_To be done:_
(a) List every post time in the forum thread excerpt, with its date.
(b) Copy the forum thread word for word from "kolmai · August 30, 2017, 8:18pm" to "APIs, not Kibana.".

_Excerpt:_
+--

And in what way is it failing?

kolmai · August 30, 2017, 8:18pm

Thanks for the fast response!
I think my data is able to reach ES however that's not the case with Kibana.
For example, when I try to omit the aforementioned elements (“imports”: {“data”: [“data”]}
& “sections”: [ [ ] ]) my data is able to reach kibana successfully and I can create the index for it.

magnusbaeck · August 30, 2017, 8:33pm

I don't see why Kibana would have any issues with such a document. Have you verified that the document is stored in ES? Use the ES APIs, not Kibana.

kolmai · August 30, 2017, 8:51pm

I just used the API to find my document and it seems that i'm getting 0 hits.
So, I guess that sort of JSONs aren't getting into ES in the first place.
What would you recommend to do in this case?

magnusbaeck · August 30, 2017, 8:57pm

Is Logstash getting the event in the first place? Replace the elasticsearch output with a stdout { codec => rubydebug } output to find out. Have you looked in the Logstash log for clues?

+--

Records from a collection
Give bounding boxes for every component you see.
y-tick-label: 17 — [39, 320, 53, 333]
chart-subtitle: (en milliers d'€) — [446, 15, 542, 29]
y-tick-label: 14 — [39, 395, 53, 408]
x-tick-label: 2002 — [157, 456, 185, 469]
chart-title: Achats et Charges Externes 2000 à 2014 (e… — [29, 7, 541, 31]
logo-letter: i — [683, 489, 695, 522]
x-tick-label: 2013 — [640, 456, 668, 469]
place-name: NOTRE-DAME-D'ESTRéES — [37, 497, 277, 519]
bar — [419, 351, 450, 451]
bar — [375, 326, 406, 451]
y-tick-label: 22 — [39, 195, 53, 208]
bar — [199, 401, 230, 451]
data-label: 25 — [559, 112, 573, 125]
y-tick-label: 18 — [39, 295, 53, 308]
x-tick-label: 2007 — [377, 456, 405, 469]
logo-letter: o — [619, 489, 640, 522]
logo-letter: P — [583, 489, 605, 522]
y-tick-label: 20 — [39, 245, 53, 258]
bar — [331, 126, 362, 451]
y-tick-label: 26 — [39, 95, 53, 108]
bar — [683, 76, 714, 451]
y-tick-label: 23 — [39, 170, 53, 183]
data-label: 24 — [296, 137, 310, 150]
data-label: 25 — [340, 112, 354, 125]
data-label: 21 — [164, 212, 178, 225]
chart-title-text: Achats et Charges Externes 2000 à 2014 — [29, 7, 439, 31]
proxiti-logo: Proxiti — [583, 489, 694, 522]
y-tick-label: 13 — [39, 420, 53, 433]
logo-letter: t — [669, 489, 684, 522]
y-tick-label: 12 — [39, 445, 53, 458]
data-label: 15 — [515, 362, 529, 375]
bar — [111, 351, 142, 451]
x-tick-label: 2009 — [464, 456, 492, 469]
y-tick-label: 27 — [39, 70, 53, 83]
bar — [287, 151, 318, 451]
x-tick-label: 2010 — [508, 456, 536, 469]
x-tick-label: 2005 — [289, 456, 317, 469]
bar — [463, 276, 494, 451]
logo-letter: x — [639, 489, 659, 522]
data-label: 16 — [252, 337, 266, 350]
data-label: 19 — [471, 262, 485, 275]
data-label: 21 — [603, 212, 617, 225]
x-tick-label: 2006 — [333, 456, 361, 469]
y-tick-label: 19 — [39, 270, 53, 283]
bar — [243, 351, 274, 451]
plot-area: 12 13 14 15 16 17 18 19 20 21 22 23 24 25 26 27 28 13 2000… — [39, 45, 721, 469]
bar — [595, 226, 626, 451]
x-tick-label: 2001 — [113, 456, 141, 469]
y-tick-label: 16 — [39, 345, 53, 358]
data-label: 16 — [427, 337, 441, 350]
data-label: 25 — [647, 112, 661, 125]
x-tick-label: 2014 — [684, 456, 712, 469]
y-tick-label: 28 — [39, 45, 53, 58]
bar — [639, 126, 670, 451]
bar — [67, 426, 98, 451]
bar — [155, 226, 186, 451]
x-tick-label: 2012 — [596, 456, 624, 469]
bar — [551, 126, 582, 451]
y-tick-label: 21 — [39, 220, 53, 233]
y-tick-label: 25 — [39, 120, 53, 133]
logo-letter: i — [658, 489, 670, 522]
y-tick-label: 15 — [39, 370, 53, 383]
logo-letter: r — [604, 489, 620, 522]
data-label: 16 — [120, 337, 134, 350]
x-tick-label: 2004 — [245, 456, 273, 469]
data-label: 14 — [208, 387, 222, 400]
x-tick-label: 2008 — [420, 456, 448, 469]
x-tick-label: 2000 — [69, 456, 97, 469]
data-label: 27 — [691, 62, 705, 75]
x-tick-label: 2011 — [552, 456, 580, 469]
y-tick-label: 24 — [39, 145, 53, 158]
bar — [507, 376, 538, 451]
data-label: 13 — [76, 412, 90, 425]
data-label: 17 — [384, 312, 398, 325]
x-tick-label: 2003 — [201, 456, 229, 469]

+--

_Answers for this exercise:_
(a)
August 30, 2017, 8:18pm
August 30, 2017, 8:33pm
August 30, 2017, 8:51pm
August 30, 2017, 8:57pm

(b)
kolmai · August 30, 2017, 8:18pm

Thanks for the fast response!
I think my data is able to reach ES however that's not the case with Kibana.
For example, when I try to omit the aforementioned elements (“imports”: {“data”: [“data”]}
& “sections”: [ [ ] ]) my data is able to reach kibana successfully and I can create the index for it.

magnusbaeck · August 30, 2017, 8:33pm

I don't see why Kibana would have any issues with such a document. Have you verified that the document is stored in ES? Use the ES APIs, not Kibana.